■ **Challenge**
Transcribe the data in full and exactly, omitting any pictures.

**********

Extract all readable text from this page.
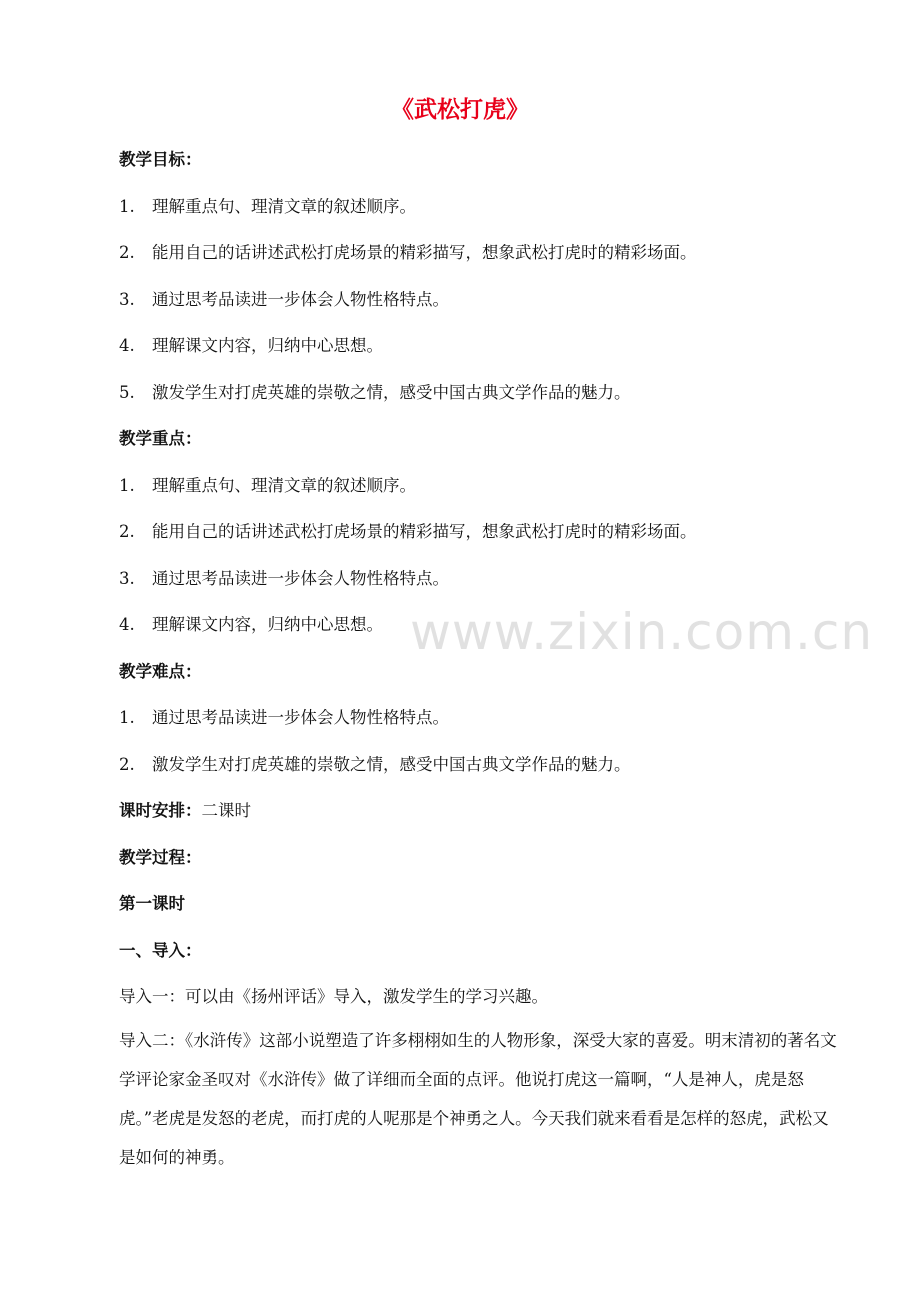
《武松打虎》
教学目标：
1. 理解重点句、理清文章的叙述顺序。
2. 能用自己的话讲述武松打虎场景的精彩描写，想象武松打虎时的精彩场面。
3. 通过思考品读进一步体会人物性格特点。
4. 理解课文内容，归纳中心思想。
5. 激发学生对打虎英雄的崇敬之情，感受中国古典文学作品的魅力。
教学重点：
1. 理解重点句、理清文章的叙述顺序。
2. 能用自己的话讲述武松打虎场景的精彩描写，想象武松打虎时的精彩场面。
3. 通过思考品读进一步体会人物性格特点。
4. 理解课文内容，归纳中心思想。
教学难点：
1. 通过思考品读进一步体会人物性格特点。
2. 激发学生对打虎英雄的崇敬之情，感受中国古典文学作品的魅力。
课时安排：二课时
教学过程：
第一课时
一、导入：
导入一：可以由《扬州评话》导入，激发学生的学习兴趣。
导入二：《水浒传》这部小说塑造了许多栩栩如生的人物形象，深受大家的喜爱。明末清初的著名文学评论家金圣叹对《水浒传》做了详细而全面的点评。他说打虎这一篇啊，“人是神人，虎是怒虎。”老虎是发怒的老虎，而打虎的人呢那是个神勇之人。今天我们就来看看是怎样的怒虎，武松又是如何的神勇。
www.zixin.com.cn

**********

■ **Answer to the exercise**
Extract all readable text from this page.
《武松打虎》
教学目标：
1. 理解重点句、理清文章的叙述顺序。
2. 能用自己的话讲述武松打虎场景的精彩描写，想象武松打虎时的精彩场面。
3. 通过思考品读进一步体会人物性格特点。
4. 理解课文内容，归纳中心思想。
5. 激发学生对打虎英雄的崇敬之情，感受中国古典文学作品的魅力。
教学重点：
1. 理解重点句、理清文章的叙述顺序。
2. 能用自己的话讲述武松打虎场景的精彩描写，想象武松打虎时的精彩场面。
3. 通过思考品读进一步体会人物性格特点。
4. 理解课文内容，归纳中心思想。
教学难点：
1. 通过思考品读进一步体会人物性格特点。
2. 激发学生对打虎英雄的崇敬之情，感受中国古典文学作品的魅力。
课时安排：二课时
教学过程：
第一课时
一、导入：
导入一：可以由《扬州评话》导入，激发学生的学习兴趣。
导入二：《水浒传》这部小说塑造了许多栩栩如生的人物形象，深受大家的喜爱。明末清初的著名文学评论家金圣叹对《水浒传》做了详细而全面的点评。他说打虎这一篇啊，“人是神人，虎是怒虎。”老虎是发怒的老虎，而打虎的人呢那是个神勇之人。今天我们就来看看是怎样的怒虎，武松又是如何的神勇。
www.zixin.com.cn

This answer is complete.